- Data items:
───
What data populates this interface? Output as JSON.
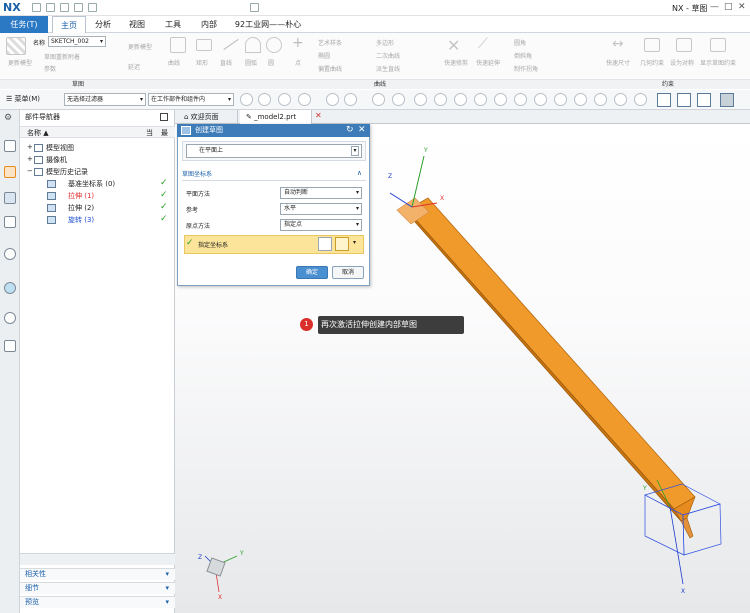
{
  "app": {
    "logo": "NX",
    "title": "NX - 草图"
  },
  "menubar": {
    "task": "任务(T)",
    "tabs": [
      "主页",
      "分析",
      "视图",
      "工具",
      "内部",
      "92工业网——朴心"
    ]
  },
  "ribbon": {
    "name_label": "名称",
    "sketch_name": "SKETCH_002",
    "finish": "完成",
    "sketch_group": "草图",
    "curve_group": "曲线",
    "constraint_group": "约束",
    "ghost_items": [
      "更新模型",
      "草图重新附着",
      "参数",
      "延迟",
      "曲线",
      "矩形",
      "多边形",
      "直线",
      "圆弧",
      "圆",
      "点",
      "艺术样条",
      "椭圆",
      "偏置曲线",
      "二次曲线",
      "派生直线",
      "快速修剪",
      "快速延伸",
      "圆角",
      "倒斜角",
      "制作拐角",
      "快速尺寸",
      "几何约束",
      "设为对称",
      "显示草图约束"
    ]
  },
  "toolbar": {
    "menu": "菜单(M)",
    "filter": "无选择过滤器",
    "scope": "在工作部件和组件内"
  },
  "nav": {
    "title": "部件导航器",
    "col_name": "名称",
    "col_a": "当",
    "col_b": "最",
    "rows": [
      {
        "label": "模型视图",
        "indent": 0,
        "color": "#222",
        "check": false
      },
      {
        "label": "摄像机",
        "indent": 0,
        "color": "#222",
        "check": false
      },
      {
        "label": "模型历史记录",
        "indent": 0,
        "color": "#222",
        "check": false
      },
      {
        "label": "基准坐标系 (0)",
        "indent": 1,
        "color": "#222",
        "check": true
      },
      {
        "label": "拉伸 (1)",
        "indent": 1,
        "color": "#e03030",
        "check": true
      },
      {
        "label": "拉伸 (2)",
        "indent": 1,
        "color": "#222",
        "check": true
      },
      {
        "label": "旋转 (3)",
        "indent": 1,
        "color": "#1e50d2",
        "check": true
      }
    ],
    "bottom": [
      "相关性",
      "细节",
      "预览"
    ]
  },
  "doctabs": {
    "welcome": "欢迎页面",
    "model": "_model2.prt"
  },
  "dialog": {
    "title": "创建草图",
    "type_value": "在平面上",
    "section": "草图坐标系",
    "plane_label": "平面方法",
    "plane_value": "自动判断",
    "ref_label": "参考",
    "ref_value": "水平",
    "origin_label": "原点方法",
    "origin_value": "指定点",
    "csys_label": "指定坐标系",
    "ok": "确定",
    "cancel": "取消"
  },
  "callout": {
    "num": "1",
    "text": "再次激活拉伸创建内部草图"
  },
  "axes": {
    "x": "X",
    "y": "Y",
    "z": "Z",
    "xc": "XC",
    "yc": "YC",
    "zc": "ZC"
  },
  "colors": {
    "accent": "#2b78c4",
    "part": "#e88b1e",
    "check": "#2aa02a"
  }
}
───
- Given instruction:
Print the complete listing exactly as it stands, without its pictures.

- Expected output:
What data populates this interface? Output as JSON.
{
  "app": {
    "logo": "NX",
    "title": "NX - 草图"
  },
  "menubar": {
    "task": "任务(T)",
    "tabs": [
      "主页",
      "分析",
      "视图",
      "工具",
      "内部",
      "92工业网——朴心"
    ]
  },
  "ribbon": {
    "name_label": "名称",
    "sketch_name": "SKETCH_002",
    "finish": "完成",
    "sketch_group": "草图",
    "curve_group": "曲线",
    "constraint_group": "约束",
    "ghost_items": [
      "更新模型",
      "草图重新附着",
      "参数",
      "延迟",
      "曲线",
      "矩形",
      "多边形",
      "直线",
      "圆弧",
      "圆",
      "点",
      "艺术样条",
      "椭圆",
      "偏置曲线",
      "二次曲线",
      "派生直线",
      "快速修剪",
      "快速延伸",
      "圆角",
      "倒斜角",
      "制作拐角",
      "快速尺寸",
      "几何约束",
      "设为对称",
      "显示草图约束"
    ]
  },
  "toolbar": {
    "menu": "菜单(M)",
    "filter": "无选择过滤器",
    "scope": "在工作部件和组件内"
  },
  "nav": {
    "title": "部件导航器",
    "col_name": "名称",
    "col_a": "当",
    "col_b": "最",
    "rows": [
      {
        "label": "模型视图",
        "indent": 0,
        "color": "#222",
        "check": false
      },
      {
        "label": "摄像机",
        "indent": 0,
        "color": "#222",
        "check": false
      },
      {
        "label": "模型历史记录",
        "indent": 0,
        "color": "#222",
        "check": false
      },
      {
        "label": "基准坐标系 (0)",
        "indent": 1,
        "color": "#222",
        "check": true
      },
      {
        "label": "拉伸 (1)",
        "indent": 1,
        "color": "#e03030",
        "check": true
      },
      {
        "label": "拉伸 (2)",
        "indent": 1,
        "color": "#222",
        "check": true
      },
      {
        "label": "旋转 (3)",
        "indent": 1,
        "color": "#1e50d2",
        "check": true
      }
    ],
    "bottom": [
      "相关性",
      "细节",
      "预览"
    ]
  },
  "doctabs": {
    "welcome": "欢迎页面",
    "model": "_model2.prt"
  },
  "dialog": {
    "title": "创建草图",
    "type_value": "在平面上",
    "section": "草图坐标系",
    "plane_label": "平面方法",
    "plane_value": "自动判断",
    "ref_label": "参考",
    "ref_value": "水平",
    "origin_label": "原点方法",
    "origin_value": "指定点",
    "csys_label": "指定坐标系",
    "ok": "确定",
    "cancel": "取消"
  },
  "callout": {
    "num": "1",
    "text": "再次激活拉伸创建内部草图"
  },
  "axes": {
    "x": "X",
    "y": "Y",
    "z": "Z",
    "xc": "XC",
    "yc": "YC",
    "zc": "ZC"
  },
  "colors": {
    "accent": "#2b78c4",
    "part": "#e88b1e",
    "check": "#2aa02a"
  }
}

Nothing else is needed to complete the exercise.